» **LISTING**
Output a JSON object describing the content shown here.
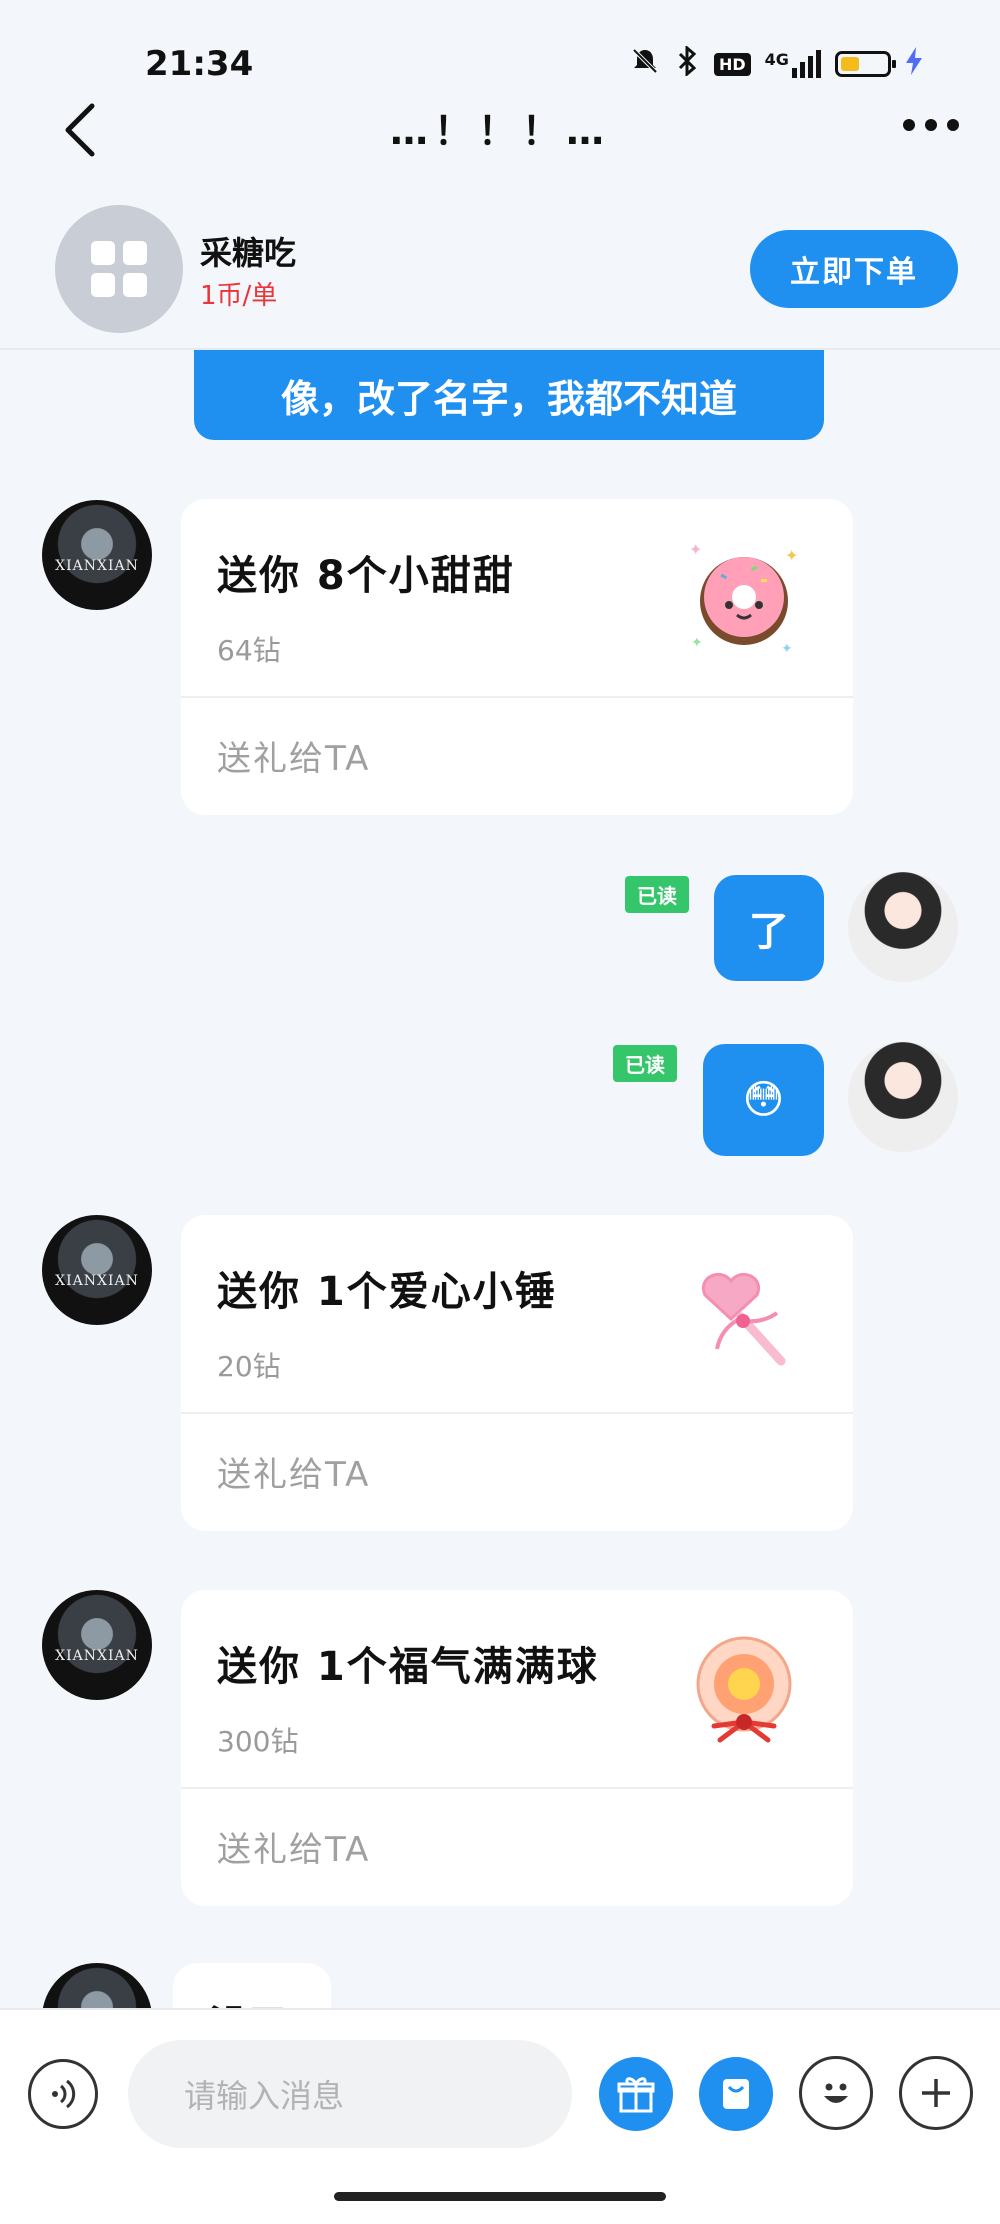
{
  "status_bar": {
    "time": "21:34",
    "network": "4G",
    "hd": "HD"
  },
  "nav": {
    "title": "…！！！…"
  },
  "shop": {
    "name": "采糖吃",
    "price": "1币/单",
    "order_button": "立即下单"
  },
  "messages": {
    "top_bubble_text": "像，改了名字，我都不知道",
    "gifts": [
      {
        "title": "送你 8个小甜甜",
        "price": "64钻",
        "action": "送礼给TA",
        "icon": "donut-icon"
      },
      {
        "title": "送你 1个爱心小锤",
        "price": "20钻",
        "action": "送礼给TA",
        "icon": "heart-hammer-icon"
      },
      {
        "title": "送你 1个福气满满球",
        "price": "300钻",
        "action": "送礼给TA",
        "icon": "fortune-ball-icon"
      }
    ],
    "my_messages": [
      {
        "text": "了",
        "read": "已读"
      },
      {
        "text": "😳",
        "read": "已读"
      }
    ],
    "partial_text": "没了",
    "avatar_watermark": "XIANXIAN"
  },
  "input": {
    "placeholder": "请输入消息"
  },
  "colors": {
    "accent": "#1f8ff0",
    "read_badge": "#35c56a",
    "price_red": "#e8363a"
  }
}
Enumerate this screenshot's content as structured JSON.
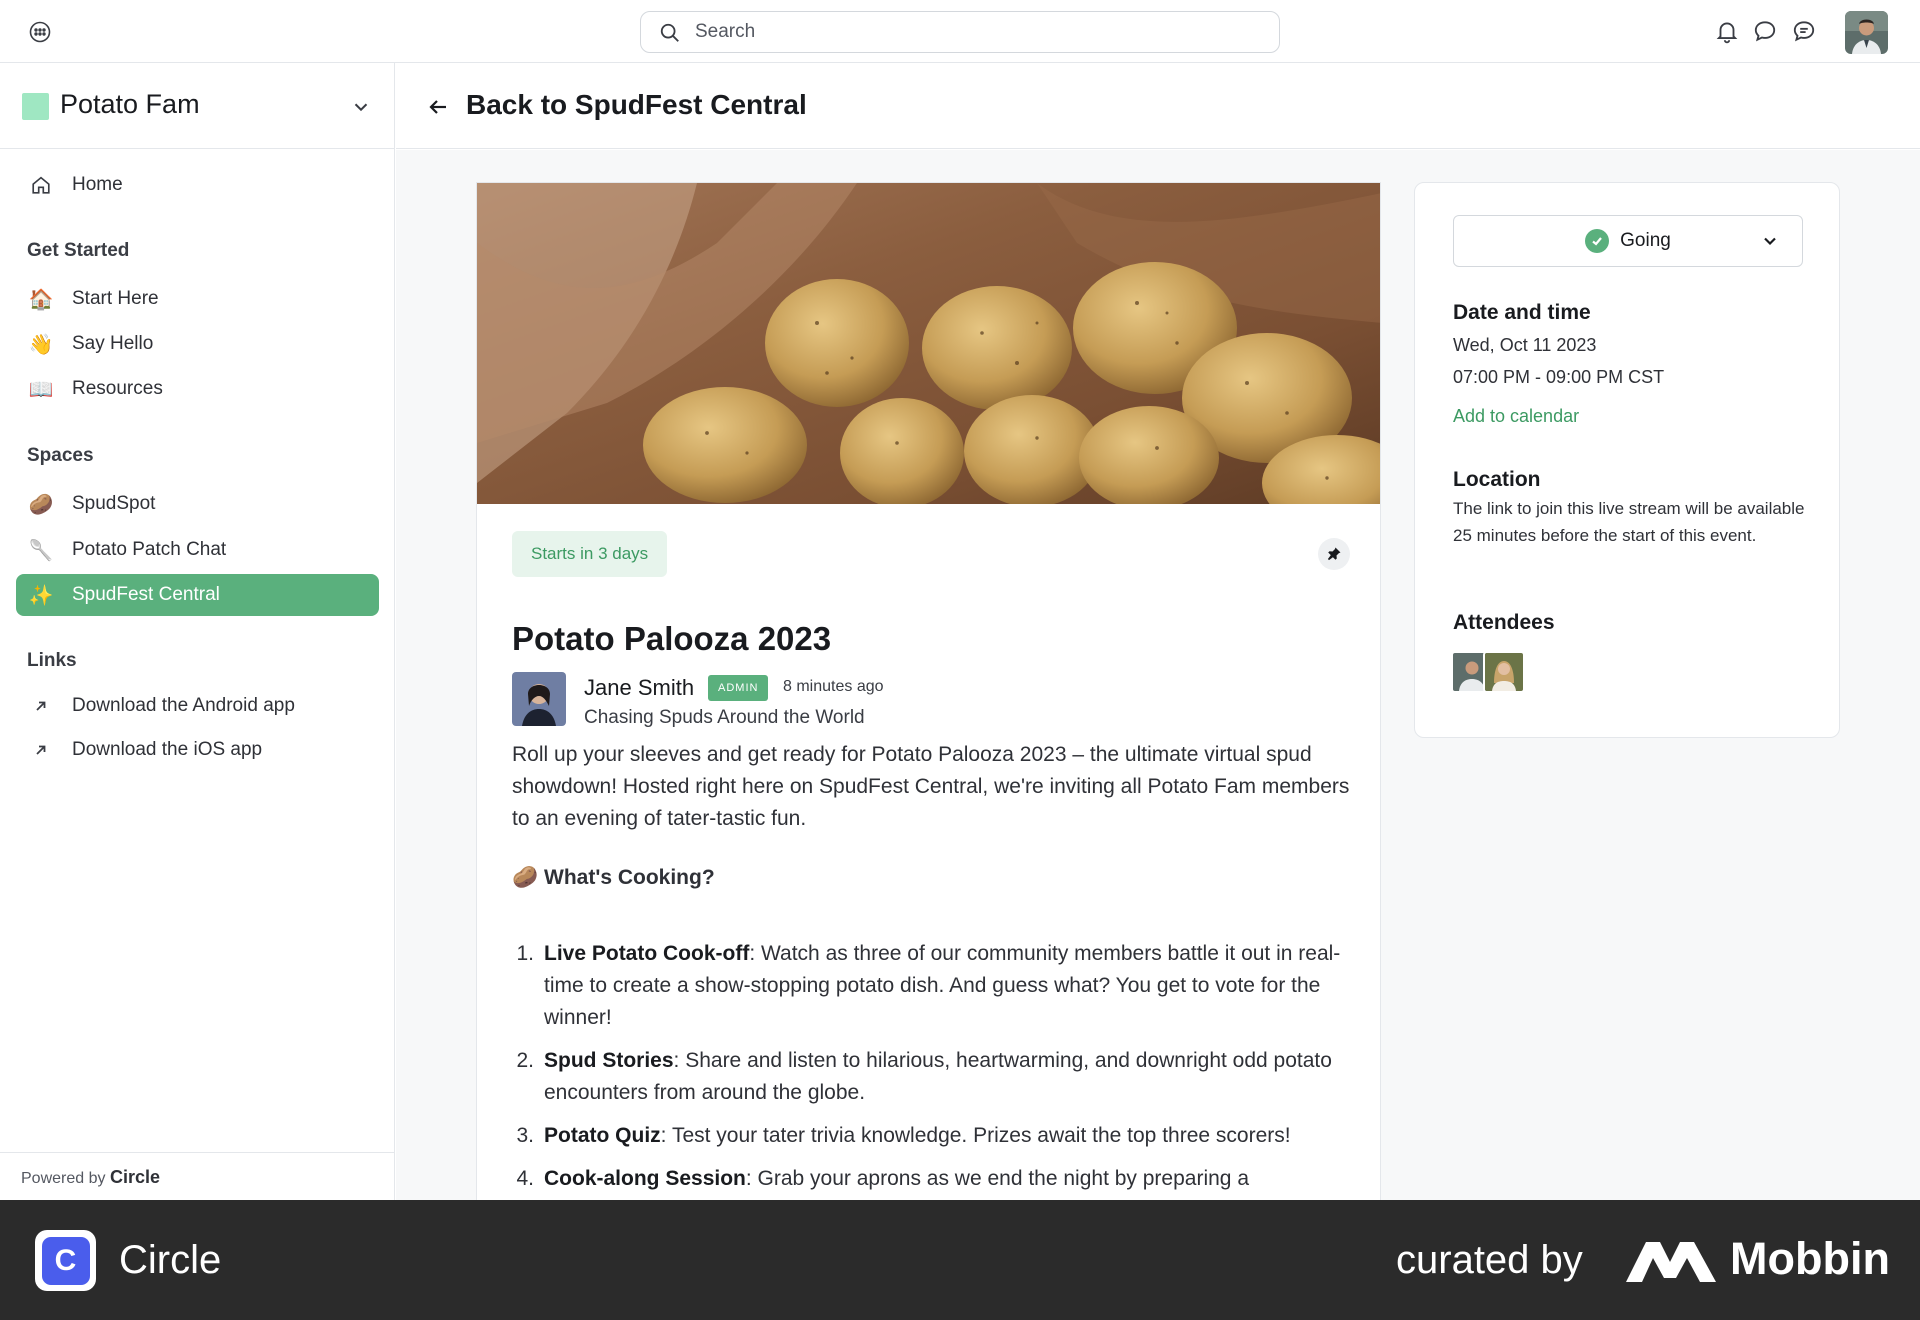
{
  "topbar": {
    "search_placeholder": "Search",
    "icons": [
      "menu-icon",
      "search-icon",
      "bell-icon",
      "chat-bubble-icon",
      "messages-icon"
    ]
  },
  "sidebar": {
    "community_name": "Potato Fam",
    "community_color": "#9fe7c2",
    "home_label": "Home",
    "get_started_heading": "Get Started",
    "get_started": [
      {
        "emoji": "🏠",
        "label": "Start Here"
      },
      {
        "emoji": "👋",
        "label": "Say Hello"
      },
      {
        "emoji": "📖",
        "label": "Resources"
      }
    ],
    "spaces_heading": "Spaces",
    "spaces": [
      {
        "emoji": "🥔",
        "label": "SpudSpot"
      },
      {
        "emoji": "🥄",
        "label": "Potato Patch Chat"
      },
      {
        "emoji": "✨",
        "label": "SpudFest Central",
        "active": true
      }
    ],
    "links_heading": "Links",
    "links": [
      {
        "label": "Download the Android app"
      },
      {
        "label": "Download the iOS app"
      }
    ],
    "powered_prefix": "Powered by",
    "powered_brand": "Circle",
    "accent_color": "#5ab07d"
  },
  "main": {
    "back_label": "Back to SpudFest Central",
    "starts_badge": "Starts in 3 days",
    "title": "Potato Palooza 2023",
    "author": {
      "name": "Jane Smith",
      "role_badge": "ADMIN",
      "posted": "8 minutes ago",
      "headline": "Chasing Spuds Around the World"
    },
    "intro": "Roll up your sleeves and get ready for Potato Palooza 2023 – the ultimate virtual spud showdown! Hosted right here on SpudFest Central, we're inviting all Potato Fam members to an evening of tater-tastic fun.",
    "section_emoji": "🥔",
    "section_heading": "What's Cooking?",
    "items": [
      {
        "num": "1.",
        "title": "Live Potato Cook-off",
        "text": ": Watch as three of our community members battle it out in real-time to create a show-stopping potato dish. And guess what? You get to vote for the winner!"
      },
      {
        "num": "2.",
        "title": "Spud Stories",
        "text": ": Share and listen to hilarious, heartwarming, and downright odd potato encounters from around the globe."
      },
      {
        "num": "3.",
        "title": "Potato Quiz",
        "text": ": Test your tater trivia knowledge. Prizes await the top three scorers!"
      },
      {
        "num": "4.",
        "title": "Cook-along Session",
        "text": ": Grab your aprons as we end the night by preparing a"
      }
    ]
  },
  "event": {
    "rsvp_label": "Going",
    "date_heading": "Date and time",
    "date": "Wed, Oct 11 2023",
    "time": "07:00 PM - 09:00 PM CST",
    "add_calendar": "Add to calendar",
    "location_heading": "Location",
    "location_text": "The link to join this live stream will be available 25 minutes before the start of this event.",
    "attendees_heading": "Attendees"
  },
  "footer": {
    "app_name": "Circle",
    "app_icon_letter": "C",
    "curated_by": "curated by",
    "brand": "Mobbin"
  }
}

» **DO THIS**
Nothing in the entries above should change when they are printed again, except that the pictures are dropped.

» **RESULT FOR THIS TASK**
Output a JSON object describing the content shown here.
{
  "status_bar": {
    "time": "21:34",
    "network": "4G",
    "hd": "HD"
  },
  "nav": {
    "title": "…！！！…"
  },
  "shop": {
    "name": "采糖吃",
    "price": "1币/单",
    "order_button": "立即下单"
  },
  "messages": {
    "top_bubble_text": "像，改了名字，我都不知道",
    "gifts": [
      {
        "title": "送你 8个小甜甜",
        "price": "64钻",
        "action": "送礼给TA",
        "icon": "donut-icon"
      },
      {
        "title": "送你 1个爱心小锤",
        "price": "20钻",
        "action": "送礼给TA",
        "icon": "heart-hammer-icon"
      },
      {
        "title": "送你 1个福气满满球",
        "price": "300钻",
        "action": "送礼给TA",
        "icon": "fortune-ball-icon"
      }
    ],
    "my_messages": [
      {
        "text": "了",
        "read": "已读"
      },
      {
        "text": "😳",
        "read": "已读"
      }
    ],
    "partial_text": "没了",
    "avatar_watermark": "XIANXIAN"
  },
  "input": {
    "placeholder": "请输入消息"
  },
  "colors": {
    "accent": "#1f8ff0",
    "read_badge": "#35c56a",
    "price_red": "#e8363a"
  }
}
Enumerate this screenshot's content as structured JSON.
{
  "topbar": {
    "search_placeholder": "Search",
    "icons": [
      "menu-icon",
      "search-icon",
      "bell-icon",
      "chat-bubble-icon",
      "messages-icon"
    ]
  },
  "sidebar": {
    "community_name": "Potato Fam",
    "community_color": "#9fe7c2",
    "home_label": "Home",
    "get_started_heading": "Get Started",
    "get_started": [
      {
        "emoji": "🏠",
        "label": "Start Here"
      },
      {
        "emoji": "👋",
        "label": "Say Hello"
      },
      {
        "emoji": "📖",
        "label": "Resources"
      }
    ],
    "spaces_heading": "Spaces",
    "spaces": [
      {
        "emoji": "🥔",
        "label": "SpudSpot"
      },
      {
        "emoji": "🥄",
        "label": "Potato Patch Chat"
      },
      {
        "emoji": "✨",
        "label": "SpudFest Central",
        "active": true
      }
    ],
    "links_heading": "Links",
    "links": [
      {
        "label": "Download the Android app"
      },
      {
        "label": "Download the iOS app"
      }
    ],
    "powered_prefix": "Powered by",
    "powered_brand": "Circle",
    "accent_color": "#5ab07d"
  },
  "main": {
    "back_label": "Back to SpudFest Central",
    "starts_badge": "Starts in 3 days",
    "title": "Potato Palooza 2023",
    "author": {
      "name": "Jane Smith",
      "role_badge": "ADMIN",
      "posted": "8 minutes ago",
      "headline": "Chasing Spuds Around the World"
    },
    "intro": "Roll up your sleeves and get ready for Potato Palooza 2023 – the ultimate virtual spud showdown! Hosted right here on SpudFest Central, we're inviting all Potato Fam members to an evening of tater-tastic fun.",
    "section_emoji": "🥔",
    "section_heading": "What's Cooking?",
    "items": [
      {
        "num": "1.",
        "title": "Live Potato Cook-off",
        "text": ": Watch as three of our community members battle it out in real-time to create a show-stopping potato dish. And guess what? You get to vote for the winner!"
      },
      {
        "num": "2.",
        "title": "Spud Stories",
        "text": ": Share and listen to hilarious, heartwarming, and downright odd potato encounters from around the globe."
      },
      {
        "num": "3.",
        "title": "Potato Quiz",
        "text": ": Test your tater trivia knowledge. Prizes await the top three scorers!"
      },
      {
        "num": "4.",
        "title": "Cook-along Session",
        "text": ": Grab your aprons as we end the night by preparing a"
      }
    ]
  },
  "event": {
    "rsvp_label": "Going",
    "date_heading": "Date and time",
    "date": "Wed, Oct 11 2023",
    "time": "07:00 PM - 09:00 PM CST",
    "add_calendar": "Add to calendar",
    "location_heading": "Location",
    "location_text": "The link to join this live stream will be available 25 minutes before the start of this event.",
    "attendees_heading": "Attendees"
  },
  "footer": {
    "app_name": "Circle",
    "app_icon_letter": "C",
    "curated_by": "curated by",
    "brand": "Mobbin"
  }
}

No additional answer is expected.